[Lines of data]
** START **

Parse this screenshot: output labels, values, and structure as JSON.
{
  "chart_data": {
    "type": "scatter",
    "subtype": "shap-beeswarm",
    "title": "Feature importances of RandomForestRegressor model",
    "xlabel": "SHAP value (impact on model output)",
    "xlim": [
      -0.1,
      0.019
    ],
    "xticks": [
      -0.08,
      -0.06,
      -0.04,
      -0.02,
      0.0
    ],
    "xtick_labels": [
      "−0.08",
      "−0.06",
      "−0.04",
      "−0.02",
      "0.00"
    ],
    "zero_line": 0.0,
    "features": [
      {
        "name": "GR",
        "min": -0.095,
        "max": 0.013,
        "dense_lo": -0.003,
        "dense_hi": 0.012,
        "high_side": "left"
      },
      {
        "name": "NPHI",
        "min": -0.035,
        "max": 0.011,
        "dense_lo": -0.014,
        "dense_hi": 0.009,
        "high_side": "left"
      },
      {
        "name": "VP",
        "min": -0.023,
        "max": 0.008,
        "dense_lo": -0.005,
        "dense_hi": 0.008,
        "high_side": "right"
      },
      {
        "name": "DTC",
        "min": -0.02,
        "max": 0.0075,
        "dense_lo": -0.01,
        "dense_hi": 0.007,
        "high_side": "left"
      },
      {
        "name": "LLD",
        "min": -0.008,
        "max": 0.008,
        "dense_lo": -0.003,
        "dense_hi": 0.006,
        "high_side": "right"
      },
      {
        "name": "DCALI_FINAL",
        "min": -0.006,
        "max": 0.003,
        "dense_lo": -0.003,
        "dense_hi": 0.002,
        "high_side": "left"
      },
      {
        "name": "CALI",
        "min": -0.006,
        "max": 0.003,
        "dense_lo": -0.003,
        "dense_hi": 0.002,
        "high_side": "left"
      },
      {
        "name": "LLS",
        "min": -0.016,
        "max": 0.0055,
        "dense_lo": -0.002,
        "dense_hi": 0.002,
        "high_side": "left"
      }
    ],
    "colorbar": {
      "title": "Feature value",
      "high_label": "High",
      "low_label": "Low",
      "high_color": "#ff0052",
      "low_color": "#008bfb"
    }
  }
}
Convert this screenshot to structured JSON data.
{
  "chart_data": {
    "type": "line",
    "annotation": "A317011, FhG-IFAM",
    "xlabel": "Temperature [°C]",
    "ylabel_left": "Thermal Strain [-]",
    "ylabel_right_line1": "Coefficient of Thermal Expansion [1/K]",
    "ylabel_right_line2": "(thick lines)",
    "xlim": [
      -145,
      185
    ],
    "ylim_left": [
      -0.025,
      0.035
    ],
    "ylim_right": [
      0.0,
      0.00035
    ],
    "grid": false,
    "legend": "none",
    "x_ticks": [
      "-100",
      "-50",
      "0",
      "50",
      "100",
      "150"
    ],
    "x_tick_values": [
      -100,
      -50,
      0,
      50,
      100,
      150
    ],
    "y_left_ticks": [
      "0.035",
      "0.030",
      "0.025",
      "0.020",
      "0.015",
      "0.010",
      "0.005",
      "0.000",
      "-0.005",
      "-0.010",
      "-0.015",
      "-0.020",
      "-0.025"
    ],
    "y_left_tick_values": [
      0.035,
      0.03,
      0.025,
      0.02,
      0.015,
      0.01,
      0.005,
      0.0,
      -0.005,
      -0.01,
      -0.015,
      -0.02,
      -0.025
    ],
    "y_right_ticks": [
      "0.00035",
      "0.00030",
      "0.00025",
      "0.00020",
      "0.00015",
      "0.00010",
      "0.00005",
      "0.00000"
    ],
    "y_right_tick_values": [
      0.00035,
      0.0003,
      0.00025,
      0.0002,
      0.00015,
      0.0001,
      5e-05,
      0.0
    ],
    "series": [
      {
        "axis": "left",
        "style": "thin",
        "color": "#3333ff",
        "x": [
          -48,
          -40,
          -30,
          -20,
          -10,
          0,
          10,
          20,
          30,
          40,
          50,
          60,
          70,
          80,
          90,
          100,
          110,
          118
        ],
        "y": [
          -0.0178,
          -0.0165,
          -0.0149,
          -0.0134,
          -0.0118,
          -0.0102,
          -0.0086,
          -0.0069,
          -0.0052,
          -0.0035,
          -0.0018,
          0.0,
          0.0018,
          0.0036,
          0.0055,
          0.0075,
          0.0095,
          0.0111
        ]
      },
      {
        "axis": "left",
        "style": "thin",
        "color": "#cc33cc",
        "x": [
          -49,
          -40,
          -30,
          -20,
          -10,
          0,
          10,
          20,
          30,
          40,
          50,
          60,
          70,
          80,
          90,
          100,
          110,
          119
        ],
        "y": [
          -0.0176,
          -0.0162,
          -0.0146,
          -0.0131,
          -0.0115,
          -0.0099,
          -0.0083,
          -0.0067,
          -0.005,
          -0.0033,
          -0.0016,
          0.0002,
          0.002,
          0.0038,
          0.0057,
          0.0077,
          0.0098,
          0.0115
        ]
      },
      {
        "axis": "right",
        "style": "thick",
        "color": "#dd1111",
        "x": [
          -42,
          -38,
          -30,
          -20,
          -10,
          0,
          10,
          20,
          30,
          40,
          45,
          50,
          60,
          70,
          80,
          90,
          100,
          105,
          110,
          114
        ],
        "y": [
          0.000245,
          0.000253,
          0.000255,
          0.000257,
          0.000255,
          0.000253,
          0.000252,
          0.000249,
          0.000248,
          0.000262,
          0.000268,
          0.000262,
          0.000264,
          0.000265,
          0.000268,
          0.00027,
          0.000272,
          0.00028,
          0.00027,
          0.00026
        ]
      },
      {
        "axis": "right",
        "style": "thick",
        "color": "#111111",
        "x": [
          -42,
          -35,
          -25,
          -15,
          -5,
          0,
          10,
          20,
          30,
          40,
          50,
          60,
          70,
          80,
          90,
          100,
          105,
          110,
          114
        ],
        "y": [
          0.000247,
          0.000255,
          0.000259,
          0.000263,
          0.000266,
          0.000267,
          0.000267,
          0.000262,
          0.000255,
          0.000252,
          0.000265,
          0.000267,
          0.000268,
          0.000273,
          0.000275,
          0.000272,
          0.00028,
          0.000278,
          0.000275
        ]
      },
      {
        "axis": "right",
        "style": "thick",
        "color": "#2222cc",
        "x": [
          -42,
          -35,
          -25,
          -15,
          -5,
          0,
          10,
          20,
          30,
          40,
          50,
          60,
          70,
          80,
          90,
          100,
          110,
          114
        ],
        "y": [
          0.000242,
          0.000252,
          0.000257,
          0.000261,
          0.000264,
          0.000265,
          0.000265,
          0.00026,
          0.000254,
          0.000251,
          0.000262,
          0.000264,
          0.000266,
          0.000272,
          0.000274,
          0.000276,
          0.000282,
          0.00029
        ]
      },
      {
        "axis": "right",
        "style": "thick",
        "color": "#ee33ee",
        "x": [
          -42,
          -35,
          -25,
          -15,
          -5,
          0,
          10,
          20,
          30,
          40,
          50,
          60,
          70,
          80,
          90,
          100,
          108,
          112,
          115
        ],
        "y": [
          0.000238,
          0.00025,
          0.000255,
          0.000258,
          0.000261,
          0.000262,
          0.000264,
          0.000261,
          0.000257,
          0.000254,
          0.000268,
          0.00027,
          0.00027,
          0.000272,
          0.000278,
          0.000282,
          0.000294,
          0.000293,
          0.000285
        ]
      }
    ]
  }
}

** END **

> **Stated exercise**
Look through the entries above for the word "output". Copy every line where it shows up.

> **The result**
Parse this screenshot: output labels, values, and structure as JSON.
    "xlabel": "SHAP value (impact on model output)",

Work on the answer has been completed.